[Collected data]
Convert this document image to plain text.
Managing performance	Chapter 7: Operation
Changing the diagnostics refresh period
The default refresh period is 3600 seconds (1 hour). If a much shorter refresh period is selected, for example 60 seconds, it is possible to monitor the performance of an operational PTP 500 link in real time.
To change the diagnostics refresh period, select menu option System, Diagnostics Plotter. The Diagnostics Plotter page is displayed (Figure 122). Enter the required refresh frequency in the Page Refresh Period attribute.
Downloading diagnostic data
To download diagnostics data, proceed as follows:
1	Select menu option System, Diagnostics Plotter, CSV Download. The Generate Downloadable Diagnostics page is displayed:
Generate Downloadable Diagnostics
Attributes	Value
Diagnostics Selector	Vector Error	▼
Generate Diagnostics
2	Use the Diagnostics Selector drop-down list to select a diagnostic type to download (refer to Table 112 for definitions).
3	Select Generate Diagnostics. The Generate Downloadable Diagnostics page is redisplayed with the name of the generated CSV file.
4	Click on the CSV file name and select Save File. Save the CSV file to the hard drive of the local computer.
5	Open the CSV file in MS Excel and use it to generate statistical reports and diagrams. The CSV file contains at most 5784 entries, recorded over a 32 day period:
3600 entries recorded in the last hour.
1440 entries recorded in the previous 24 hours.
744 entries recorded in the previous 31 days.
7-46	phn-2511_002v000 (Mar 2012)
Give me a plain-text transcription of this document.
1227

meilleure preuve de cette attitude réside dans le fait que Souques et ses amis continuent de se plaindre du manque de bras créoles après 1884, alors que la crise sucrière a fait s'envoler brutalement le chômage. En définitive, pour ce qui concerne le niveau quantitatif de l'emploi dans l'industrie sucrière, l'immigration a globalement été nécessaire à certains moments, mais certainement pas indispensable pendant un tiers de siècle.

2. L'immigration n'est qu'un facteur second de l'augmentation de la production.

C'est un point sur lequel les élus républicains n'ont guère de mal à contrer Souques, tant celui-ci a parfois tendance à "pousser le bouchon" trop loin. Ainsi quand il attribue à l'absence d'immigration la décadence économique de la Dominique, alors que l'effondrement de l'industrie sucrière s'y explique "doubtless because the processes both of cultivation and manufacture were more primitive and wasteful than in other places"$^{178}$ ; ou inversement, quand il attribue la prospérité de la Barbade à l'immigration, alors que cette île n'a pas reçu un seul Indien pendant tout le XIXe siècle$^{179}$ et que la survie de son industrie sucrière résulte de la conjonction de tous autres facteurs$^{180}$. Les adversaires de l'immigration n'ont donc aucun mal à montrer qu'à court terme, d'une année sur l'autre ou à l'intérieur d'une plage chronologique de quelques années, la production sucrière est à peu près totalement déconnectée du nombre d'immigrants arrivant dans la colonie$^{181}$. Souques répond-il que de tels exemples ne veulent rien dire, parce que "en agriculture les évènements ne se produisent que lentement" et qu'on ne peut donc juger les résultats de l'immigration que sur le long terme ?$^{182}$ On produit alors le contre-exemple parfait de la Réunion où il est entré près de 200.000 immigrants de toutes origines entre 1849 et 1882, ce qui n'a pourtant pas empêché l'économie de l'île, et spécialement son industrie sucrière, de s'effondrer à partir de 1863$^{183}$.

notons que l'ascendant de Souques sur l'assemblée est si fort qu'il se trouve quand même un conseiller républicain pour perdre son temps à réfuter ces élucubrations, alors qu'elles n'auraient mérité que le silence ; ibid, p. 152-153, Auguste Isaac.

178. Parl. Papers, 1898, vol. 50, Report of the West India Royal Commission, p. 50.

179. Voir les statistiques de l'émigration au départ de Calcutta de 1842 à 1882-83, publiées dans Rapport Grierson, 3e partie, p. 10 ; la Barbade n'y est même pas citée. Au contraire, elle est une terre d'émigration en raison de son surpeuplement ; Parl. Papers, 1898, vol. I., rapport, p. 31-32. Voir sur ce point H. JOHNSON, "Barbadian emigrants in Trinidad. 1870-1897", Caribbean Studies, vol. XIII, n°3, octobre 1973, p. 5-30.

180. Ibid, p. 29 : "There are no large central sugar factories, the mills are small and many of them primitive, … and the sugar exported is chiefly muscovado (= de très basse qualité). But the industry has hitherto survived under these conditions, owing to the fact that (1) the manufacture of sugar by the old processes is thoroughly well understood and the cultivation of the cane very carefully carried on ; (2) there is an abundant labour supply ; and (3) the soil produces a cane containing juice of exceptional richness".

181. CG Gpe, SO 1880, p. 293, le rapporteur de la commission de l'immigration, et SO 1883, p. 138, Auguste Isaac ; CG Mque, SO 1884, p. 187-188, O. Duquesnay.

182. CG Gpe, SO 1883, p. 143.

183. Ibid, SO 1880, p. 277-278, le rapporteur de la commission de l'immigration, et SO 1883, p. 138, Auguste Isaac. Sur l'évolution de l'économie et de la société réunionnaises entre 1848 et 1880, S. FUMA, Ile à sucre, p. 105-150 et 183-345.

**Description of the task**
From the material above, gather all lines that include the string "document" and copy them.

**Output of the exercise**
Convert this document image to plain text.
Give me a plain-text transcription of this document.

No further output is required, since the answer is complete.